* **WHAT YOU HAVE TO DO**
Reproduce all of the data exactly, with no line skipped.

* **WORKING DATA**
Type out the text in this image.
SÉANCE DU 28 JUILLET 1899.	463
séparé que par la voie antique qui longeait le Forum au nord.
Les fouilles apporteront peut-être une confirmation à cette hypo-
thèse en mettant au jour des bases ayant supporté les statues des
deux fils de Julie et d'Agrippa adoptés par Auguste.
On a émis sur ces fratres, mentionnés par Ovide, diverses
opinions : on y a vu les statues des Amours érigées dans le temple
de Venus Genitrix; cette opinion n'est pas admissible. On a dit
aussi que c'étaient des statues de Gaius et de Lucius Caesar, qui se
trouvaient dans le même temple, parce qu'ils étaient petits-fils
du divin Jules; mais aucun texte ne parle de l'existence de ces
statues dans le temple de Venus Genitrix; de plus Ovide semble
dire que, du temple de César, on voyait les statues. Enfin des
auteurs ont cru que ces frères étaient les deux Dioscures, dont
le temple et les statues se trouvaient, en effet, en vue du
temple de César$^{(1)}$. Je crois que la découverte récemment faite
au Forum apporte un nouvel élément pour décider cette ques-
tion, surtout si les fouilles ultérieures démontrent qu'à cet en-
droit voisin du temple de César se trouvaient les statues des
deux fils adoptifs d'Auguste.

* **SOLVED PROBLEM**
Type out the text in this image.
SÉANCE DU 28 JUILLET 1899.	463
séparé que par la voie antique qui longeait le Forum au nord.
Les fouilles apporteront peut-être une confirmation à cette hypo-
thèse en mettant au jour des bases ayant supporté les statues des
deux fils de Julie et d'Agrippa adoptés par Auguste.
On a émis sur ces fratres, mentionnés par Ovide, diverses
opinions : on y a vu les statues des Amours érigées dans le temple
de Venus Genitrix; cette opinion n'est pas admissible. On a dit
aussi que c'étaient des statues de Gaius et de Lucius Caesar, qui se
trouvaient dans le même temple, parce qu'ils étaient petits-fils
du divin Jules; mais aucun texte ne parle de l'existence de ces
statues dans le temple de Venus Genitrix; de plus Ovide semble
dire que, du temple de César, on voyait les statues. Enfin des
auteurs ont cru que ces frères étaient les deux Dioscures, dont
le temple et les statues se trouvaient, en effet, en vue du
temple de César$^{(1)}$. Je crois que la découverte récemment faite
au Forum apporte un nouvel élément pour décider cette ques-
tion, surtout si les fouilles ultérieures démontrent qu'à cet en-
droit voisin du temple de César se trouvaient les statues des
deux fils adoptifs d'Auguste.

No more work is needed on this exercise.